Begin Data entries

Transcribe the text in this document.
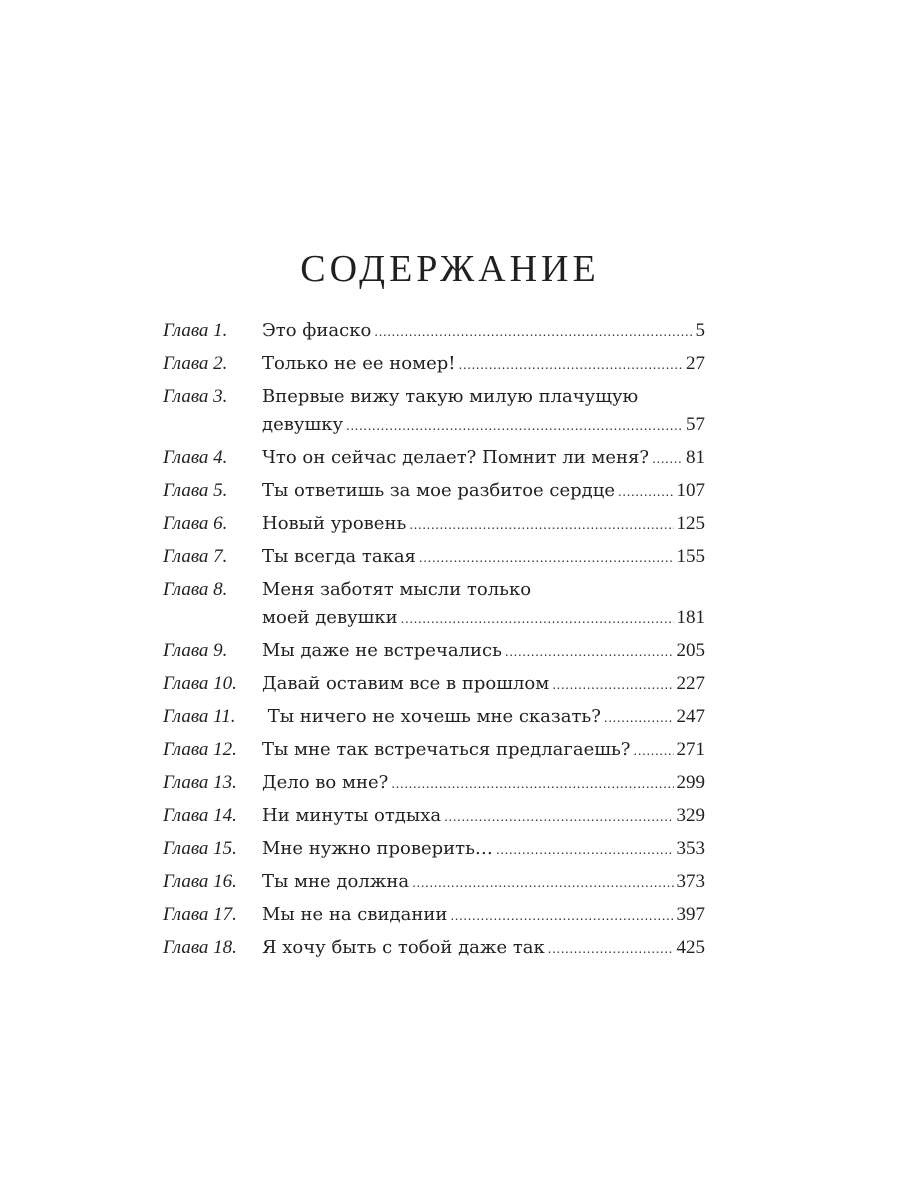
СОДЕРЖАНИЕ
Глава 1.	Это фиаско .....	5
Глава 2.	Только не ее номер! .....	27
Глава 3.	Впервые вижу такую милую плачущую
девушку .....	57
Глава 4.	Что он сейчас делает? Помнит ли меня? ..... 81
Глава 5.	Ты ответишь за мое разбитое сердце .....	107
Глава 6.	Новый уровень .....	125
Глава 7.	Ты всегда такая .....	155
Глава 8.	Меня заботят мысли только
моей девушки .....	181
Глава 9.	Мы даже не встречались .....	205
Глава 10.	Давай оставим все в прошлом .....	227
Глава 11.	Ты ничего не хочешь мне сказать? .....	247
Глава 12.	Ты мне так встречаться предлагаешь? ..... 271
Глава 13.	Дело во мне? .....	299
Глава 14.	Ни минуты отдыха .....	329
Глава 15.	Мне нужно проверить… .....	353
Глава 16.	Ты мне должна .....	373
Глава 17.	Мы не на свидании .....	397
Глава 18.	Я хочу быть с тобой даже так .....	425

End Data entries

» Directive
Copy out the listing exactly as it stands, but not the pictures.

» Worked solution
Transcribe the text in this document.
СОДЕРЖАНИЕ
Глава 1.	Это фиаско .....	5
Глава 2.	Только не ее номер! .....	27
Глава 3.	Впервые вижу такую милую плачущую
девушку .....	57
Глава 4.	Что он сейчас делает? Помнит ли меня? ..... 81
Глава 5.	Ты ответишь за мое разбитое сердце .....	107
Глава 6.	Новый уровень .....	125
Глава 7.	Ты всегда такая .....	155
Глава 8.	Меня заботят мысли только
моей девушки .....	181
Глава 9.	Мы даже не встречались .....	205
Глава 10.	Давай оставим все в прошлом .....	227
Глава 11.	Ты ничего не хочешь мне сказать? .....	247
Глава 12.	Ты мне так встречаться предлагаешь? ..... 271
Глава 13.	Дело во мне? .....	299
Глава 14.	Ни минуты отдыха .....	329
Глава 15.	Мне нужно проверить… .....	353
Глава 16.	Ты мне должна .....	373
Глава 17.	Мы не на свидании .....	397
Глава 18.	Я хочу быть с тобой даже так .....	425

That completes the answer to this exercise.